**Provided records**
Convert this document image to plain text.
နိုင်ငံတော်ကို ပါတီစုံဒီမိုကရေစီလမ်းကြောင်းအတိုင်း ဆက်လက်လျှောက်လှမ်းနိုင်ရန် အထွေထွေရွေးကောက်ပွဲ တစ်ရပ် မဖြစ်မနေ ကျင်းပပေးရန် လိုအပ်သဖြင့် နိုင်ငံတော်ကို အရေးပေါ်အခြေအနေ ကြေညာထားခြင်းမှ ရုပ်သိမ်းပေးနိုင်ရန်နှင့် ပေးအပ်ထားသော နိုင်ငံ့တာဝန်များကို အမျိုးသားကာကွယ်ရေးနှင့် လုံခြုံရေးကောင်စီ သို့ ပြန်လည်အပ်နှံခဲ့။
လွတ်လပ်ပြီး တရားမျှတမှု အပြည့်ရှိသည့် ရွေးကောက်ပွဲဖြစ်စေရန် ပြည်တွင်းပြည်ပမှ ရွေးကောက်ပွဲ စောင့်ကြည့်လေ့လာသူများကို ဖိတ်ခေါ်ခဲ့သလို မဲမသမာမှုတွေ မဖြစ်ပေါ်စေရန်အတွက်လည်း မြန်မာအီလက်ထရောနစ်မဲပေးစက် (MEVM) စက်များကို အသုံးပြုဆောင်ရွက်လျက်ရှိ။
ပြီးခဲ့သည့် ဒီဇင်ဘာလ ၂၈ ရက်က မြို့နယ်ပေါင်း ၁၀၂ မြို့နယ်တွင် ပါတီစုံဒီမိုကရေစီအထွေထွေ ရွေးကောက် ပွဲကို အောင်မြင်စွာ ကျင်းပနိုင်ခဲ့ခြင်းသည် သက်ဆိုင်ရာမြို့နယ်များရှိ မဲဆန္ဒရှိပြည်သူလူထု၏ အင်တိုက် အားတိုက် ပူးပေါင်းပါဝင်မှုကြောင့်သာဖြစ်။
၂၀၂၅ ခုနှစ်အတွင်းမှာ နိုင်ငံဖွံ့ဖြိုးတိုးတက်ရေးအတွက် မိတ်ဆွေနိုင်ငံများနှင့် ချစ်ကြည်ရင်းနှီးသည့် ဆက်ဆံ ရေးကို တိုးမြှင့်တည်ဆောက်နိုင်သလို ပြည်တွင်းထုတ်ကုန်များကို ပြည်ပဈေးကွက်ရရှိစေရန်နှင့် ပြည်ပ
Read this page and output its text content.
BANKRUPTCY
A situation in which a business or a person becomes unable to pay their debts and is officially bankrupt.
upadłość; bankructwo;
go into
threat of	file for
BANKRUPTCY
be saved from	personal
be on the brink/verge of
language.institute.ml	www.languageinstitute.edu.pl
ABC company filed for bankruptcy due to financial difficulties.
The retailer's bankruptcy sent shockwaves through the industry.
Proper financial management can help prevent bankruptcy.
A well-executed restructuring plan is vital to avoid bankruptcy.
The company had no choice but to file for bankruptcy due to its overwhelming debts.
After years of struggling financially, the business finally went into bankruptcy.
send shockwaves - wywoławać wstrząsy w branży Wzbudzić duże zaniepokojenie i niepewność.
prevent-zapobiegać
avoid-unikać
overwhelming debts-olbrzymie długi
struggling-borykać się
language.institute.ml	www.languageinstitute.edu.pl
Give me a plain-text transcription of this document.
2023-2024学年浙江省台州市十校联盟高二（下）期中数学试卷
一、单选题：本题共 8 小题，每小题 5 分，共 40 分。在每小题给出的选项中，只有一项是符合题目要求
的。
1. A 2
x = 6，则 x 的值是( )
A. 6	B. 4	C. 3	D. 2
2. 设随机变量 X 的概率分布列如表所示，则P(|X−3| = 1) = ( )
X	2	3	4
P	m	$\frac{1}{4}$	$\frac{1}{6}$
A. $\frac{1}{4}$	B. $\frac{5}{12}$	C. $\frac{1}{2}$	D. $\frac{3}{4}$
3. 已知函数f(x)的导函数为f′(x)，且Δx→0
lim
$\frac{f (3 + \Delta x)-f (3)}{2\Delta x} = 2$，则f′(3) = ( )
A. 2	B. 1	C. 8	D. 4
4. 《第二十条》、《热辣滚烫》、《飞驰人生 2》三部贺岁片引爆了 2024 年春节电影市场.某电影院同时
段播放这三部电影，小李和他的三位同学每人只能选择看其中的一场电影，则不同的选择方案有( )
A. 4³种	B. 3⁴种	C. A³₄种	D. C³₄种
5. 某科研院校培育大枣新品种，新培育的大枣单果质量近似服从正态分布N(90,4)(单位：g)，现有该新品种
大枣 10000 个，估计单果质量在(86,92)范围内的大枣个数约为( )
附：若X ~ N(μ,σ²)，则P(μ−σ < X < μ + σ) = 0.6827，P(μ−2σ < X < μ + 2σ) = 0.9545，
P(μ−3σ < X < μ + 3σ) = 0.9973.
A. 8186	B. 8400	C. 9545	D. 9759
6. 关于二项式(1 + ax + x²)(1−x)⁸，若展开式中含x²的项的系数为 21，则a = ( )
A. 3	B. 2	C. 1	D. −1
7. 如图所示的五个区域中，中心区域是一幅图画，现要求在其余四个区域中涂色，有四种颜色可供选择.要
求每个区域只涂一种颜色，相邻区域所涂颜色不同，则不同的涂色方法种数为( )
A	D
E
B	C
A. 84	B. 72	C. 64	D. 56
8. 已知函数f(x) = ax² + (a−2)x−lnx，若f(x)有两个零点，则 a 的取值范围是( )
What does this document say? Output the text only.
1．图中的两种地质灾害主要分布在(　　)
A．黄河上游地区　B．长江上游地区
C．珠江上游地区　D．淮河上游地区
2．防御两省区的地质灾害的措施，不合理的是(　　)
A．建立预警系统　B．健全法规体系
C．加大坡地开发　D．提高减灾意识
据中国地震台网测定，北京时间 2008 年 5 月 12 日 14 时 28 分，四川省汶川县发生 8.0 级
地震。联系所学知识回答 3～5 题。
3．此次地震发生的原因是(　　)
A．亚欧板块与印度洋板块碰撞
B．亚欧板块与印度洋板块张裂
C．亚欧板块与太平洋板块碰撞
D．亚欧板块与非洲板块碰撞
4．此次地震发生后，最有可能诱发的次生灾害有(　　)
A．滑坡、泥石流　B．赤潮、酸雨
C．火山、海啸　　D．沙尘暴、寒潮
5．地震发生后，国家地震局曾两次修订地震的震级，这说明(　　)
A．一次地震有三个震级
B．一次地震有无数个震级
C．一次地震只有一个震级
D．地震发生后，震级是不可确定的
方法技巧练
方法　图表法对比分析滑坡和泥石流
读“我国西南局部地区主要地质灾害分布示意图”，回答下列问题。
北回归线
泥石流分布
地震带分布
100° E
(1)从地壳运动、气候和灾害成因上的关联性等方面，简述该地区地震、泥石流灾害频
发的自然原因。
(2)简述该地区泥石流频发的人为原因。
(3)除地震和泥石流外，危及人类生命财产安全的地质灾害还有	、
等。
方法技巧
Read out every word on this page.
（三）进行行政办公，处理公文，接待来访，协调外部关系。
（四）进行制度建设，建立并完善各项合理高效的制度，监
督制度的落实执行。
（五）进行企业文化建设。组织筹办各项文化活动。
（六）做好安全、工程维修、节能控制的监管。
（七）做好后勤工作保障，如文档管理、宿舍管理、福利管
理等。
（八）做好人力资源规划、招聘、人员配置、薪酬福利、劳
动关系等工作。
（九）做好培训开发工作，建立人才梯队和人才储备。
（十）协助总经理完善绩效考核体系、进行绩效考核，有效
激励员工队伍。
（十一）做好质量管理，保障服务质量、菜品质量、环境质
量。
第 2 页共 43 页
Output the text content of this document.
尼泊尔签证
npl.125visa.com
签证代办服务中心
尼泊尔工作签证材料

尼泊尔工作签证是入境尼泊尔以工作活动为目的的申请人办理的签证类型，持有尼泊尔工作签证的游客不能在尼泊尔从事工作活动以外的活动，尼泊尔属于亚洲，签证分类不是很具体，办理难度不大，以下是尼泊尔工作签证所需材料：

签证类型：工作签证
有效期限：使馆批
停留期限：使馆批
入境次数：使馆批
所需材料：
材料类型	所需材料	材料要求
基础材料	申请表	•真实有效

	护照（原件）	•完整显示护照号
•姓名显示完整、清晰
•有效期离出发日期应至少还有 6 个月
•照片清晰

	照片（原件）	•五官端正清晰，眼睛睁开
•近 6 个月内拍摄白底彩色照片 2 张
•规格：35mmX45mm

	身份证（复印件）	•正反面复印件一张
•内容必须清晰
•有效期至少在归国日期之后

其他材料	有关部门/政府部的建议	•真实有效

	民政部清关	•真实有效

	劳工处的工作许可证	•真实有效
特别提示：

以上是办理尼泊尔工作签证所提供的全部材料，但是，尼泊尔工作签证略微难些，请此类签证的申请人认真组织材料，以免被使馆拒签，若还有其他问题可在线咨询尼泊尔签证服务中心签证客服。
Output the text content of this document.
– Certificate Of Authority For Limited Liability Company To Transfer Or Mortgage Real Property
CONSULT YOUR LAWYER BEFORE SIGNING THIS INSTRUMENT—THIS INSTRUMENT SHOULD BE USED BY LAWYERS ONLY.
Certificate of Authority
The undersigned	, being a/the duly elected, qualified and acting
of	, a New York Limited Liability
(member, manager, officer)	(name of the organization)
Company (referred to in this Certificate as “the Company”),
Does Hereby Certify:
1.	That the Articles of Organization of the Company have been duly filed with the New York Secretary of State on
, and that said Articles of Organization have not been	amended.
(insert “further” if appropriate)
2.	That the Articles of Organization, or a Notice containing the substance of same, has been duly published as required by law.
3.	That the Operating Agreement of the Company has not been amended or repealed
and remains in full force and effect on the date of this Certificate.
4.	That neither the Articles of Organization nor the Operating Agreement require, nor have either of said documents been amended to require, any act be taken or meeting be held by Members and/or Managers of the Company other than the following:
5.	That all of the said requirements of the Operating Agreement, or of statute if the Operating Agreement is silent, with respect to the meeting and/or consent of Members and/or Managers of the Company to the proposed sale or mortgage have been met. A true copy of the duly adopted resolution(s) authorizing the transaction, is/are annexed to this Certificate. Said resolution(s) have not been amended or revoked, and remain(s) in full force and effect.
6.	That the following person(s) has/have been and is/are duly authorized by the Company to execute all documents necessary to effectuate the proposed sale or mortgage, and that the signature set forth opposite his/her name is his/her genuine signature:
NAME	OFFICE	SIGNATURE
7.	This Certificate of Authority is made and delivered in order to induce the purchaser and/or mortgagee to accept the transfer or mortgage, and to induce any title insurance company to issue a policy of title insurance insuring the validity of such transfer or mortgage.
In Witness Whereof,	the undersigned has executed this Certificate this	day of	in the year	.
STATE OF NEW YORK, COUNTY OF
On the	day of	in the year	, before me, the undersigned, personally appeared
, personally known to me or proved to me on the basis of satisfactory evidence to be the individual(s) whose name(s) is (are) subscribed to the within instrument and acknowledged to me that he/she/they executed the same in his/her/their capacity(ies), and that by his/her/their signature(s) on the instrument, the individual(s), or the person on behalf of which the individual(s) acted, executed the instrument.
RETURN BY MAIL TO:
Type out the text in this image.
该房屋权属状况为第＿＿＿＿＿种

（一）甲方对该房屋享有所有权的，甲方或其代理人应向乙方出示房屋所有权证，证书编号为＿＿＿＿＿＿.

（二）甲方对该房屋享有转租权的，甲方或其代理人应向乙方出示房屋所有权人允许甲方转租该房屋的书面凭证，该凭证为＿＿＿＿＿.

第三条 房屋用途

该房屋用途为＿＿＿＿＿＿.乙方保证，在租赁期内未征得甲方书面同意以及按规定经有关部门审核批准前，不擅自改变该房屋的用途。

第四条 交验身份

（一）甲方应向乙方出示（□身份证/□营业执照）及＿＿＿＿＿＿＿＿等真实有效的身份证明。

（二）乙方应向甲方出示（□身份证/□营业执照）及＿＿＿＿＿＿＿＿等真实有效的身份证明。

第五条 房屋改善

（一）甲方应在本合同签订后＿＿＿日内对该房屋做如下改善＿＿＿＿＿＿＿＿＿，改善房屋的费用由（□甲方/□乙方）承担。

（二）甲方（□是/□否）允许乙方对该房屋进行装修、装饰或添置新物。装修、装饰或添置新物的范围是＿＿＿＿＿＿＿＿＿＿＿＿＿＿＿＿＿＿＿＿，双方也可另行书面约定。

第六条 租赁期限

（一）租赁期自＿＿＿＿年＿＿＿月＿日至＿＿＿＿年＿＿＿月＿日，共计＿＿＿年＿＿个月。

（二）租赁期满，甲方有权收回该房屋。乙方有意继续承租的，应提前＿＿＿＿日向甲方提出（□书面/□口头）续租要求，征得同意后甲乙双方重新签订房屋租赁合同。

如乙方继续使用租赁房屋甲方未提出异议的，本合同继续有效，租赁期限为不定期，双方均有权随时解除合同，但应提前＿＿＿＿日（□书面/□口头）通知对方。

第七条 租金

**Objective**
Set down, unchanged, the line that contains "Type out the text in this image." together with every later line in the records, through the last one.

**Solution to this problem**
Type out the text in this image.
该房屋权属状况为第＿＿＿＿＿种

（一）甲方对该房屋享有所有权的，甲方或其代理人应向乙方出示房屋所有权证，证书编号为＿＿＿＿＿＿.

（二）甲方对该房屋享有转租权的，甲方或其代理人应向乙方出示房屋所有权人允许甲方转租该房屋的书面凭证，该凭证为＿＿＿＿＿.

第三条 房屋用途

该房屋用途为＿＿＿＿＿＿.乙方保证，在租赁期内未征得甲方书面同意以及按规定经有关部门审核批准前，不擅自改变该房屋的用途。

第四条 交验身份

（一）甲方应向乙方出示（□身份证/□营业执照）及＿＿＿＿＿＿＿＿等真实有效的身份证明。

（二）乙方应向甲方出示（□身份证/□营业执照）及＿＿＿＿＿＿＿＿等真实有效的身份证明。

第五条 房屋改善

（一）甲方应在本合同签订后＿＿＿日内对该房屋做如下改善＿＿＿＿＿＿＿＿＿，改善房屋的费用由（□甲方/□乙方）承担。

（二）甲方（□是/□否）允许乙方对该房屋进行装修、装饰或添置新物。装修、装饰或添置新物的范围是＿＿＿＿＿＿＿＿＿＿＿＿＿＿＿＿＿＿＿＿，双方也可另行书面约定。

第六条 租赁期限

（一）租赁期自＿＿＿＿年＿＿＿月＿日至＿＿＿＿年＿＿＿月＿日，共计＿＿＿年＿＿个月。

（二）租赁期满，甲方有权收回该房屋。乙方有意继续承租的，应提前＿＿＿＿日向甲方提出（□书面/□口头）续租要求，征得同意后甲乙双方重新签订房屋租赁合同。

如乙方继续使用租赁房屋甲方未提出异议的，本合同继续有效，租赁期限为不定期，双方均有权随时解除合同，但应提前＿＿＿＿日（□书面/□口头）通知对方。

第七条 租金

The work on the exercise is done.